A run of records

━━━━━━━━

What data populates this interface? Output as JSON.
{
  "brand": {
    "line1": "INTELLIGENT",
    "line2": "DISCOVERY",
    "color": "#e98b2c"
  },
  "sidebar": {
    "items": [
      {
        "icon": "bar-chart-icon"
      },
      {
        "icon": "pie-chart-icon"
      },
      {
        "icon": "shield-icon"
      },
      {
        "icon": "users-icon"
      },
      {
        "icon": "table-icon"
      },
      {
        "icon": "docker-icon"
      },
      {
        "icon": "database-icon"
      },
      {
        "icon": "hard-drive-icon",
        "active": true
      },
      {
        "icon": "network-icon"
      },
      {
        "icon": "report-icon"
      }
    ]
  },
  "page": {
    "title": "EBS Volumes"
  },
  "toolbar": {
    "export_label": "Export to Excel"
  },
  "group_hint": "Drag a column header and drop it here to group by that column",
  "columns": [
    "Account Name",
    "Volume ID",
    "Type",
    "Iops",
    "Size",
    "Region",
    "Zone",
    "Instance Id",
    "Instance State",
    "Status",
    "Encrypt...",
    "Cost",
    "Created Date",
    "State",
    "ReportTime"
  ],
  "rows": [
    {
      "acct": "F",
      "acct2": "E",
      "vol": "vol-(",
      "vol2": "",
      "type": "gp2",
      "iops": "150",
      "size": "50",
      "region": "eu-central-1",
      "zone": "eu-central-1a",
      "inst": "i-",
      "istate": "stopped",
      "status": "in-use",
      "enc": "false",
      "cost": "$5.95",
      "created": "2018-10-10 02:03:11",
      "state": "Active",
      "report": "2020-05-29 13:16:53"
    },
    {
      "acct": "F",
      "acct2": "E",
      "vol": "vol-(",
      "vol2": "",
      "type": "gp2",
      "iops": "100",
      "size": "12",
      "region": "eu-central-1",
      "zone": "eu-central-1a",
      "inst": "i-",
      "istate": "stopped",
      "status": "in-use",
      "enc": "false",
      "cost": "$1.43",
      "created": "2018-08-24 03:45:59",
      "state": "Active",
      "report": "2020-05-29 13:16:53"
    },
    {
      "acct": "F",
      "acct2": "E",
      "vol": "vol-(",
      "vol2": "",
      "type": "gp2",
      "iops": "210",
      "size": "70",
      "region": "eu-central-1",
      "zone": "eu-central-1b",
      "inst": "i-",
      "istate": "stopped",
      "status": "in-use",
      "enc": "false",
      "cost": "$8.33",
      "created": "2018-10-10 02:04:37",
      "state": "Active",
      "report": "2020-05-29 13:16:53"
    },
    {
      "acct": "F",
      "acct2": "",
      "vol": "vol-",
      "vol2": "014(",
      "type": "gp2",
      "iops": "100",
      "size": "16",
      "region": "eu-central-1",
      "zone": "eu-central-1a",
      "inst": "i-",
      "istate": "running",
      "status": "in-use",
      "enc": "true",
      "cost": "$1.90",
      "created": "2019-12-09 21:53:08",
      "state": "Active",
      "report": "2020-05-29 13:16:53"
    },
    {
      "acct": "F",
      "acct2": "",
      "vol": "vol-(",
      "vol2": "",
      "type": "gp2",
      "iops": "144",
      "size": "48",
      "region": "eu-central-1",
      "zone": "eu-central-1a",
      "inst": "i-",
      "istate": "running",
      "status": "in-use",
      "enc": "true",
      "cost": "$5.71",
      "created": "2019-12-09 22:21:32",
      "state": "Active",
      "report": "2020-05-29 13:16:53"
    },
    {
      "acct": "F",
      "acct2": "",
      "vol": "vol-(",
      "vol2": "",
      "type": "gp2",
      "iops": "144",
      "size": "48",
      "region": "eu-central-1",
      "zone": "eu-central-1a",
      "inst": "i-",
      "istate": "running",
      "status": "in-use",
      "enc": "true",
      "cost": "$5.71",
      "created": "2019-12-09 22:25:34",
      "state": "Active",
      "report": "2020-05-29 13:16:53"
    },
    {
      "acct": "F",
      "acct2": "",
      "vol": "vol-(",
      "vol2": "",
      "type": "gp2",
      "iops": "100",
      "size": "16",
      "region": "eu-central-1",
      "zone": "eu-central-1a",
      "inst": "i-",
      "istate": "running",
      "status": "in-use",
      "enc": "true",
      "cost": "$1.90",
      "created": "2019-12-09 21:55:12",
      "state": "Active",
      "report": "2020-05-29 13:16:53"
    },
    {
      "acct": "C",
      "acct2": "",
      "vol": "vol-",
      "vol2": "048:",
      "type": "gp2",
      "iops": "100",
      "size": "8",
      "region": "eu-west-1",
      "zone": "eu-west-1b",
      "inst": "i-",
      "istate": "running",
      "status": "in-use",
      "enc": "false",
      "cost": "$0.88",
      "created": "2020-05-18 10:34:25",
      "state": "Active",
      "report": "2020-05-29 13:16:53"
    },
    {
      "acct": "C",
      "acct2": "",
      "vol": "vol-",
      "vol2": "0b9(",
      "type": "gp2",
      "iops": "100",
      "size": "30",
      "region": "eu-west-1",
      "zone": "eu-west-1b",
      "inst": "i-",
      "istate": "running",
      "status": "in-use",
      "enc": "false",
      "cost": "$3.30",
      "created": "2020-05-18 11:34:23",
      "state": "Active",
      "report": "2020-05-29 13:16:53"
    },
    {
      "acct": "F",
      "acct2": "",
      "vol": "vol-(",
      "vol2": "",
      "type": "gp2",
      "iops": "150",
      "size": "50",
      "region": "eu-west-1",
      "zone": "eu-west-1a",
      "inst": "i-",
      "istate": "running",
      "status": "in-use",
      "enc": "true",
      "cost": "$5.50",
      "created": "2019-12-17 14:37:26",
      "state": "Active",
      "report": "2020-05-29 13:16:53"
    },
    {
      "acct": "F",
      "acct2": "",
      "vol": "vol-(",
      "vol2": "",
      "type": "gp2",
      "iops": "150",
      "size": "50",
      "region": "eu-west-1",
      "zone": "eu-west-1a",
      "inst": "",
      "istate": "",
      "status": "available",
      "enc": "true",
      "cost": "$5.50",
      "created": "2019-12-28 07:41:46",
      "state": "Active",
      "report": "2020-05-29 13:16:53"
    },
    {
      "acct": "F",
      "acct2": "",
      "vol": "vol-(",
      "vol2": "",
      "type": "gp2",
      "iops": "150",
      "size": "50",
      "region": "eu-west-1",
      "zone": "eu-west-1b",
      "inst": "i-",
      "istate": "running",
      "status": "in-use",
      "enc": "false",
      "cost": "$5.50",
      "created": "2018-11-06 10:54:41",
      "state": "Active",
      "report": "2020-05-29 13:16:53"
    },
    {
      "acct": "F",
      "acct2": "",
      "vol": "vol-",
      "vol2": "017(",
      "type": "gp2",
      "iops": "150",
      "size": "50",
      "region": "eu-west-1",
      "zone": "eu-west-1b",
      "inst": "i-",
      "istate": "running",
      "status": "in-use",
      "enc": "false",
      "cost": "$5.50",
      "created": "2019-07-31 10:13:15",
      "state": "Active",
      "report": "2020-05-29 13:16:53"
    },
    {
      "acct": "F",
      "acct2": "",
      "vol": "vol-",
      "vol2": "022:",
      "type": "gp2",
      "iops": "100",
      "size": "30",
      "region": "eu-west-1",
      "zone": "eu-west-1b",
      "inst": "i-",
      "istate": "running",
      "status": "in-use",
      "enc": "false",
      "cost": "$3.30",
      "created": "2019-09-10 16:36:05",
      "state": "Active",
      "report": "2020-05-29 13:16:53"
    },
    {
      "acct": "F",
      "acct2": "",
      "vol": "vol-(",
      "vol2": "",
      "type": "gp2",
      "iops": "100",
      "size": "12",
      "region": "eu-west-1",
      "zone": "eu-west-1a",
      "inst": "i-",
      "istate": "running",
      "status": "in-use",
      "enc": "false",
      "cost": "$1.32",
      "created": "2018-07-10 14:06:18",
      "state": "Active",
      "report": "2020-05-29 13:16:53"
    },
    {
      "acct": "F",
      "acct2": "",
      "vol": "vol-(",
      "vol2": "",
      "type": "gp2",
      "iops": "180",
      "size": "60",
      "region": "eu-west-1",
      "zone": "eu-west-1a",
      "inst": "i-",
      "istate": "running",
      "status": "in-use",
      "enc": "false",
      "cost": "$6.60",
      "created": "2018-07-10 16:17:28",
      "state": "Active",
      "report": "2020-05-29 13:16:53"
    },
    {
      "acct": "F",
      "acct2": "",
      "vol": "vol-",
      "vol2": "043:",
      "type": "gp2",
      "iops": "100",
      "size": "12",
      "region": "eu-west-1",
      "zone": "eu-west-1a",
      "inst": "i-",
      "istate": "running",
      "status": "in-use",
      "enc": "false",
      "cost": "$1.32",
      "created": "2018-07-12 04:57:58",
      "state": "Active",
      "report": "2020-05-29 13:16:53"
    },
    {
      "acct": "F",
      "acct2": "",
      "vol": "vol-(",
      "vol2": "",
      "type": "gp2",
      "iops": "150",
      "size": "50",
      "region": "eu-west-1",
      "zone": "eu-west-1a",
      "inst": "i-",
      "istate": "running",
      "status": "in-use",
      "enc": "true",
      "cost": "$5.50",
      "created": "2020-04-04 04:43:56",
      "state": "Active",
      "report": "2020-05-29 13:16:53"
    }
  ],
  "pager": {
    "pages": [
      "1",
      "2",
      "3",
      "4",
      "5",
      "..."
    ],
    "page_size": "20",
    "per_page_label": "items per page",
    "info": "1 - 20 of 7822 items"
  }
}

━━━━━━━━

STATED GOAL | Return only the number of lines in the data above that include the word "icon".

RESPONSE TO THIS TASK | 10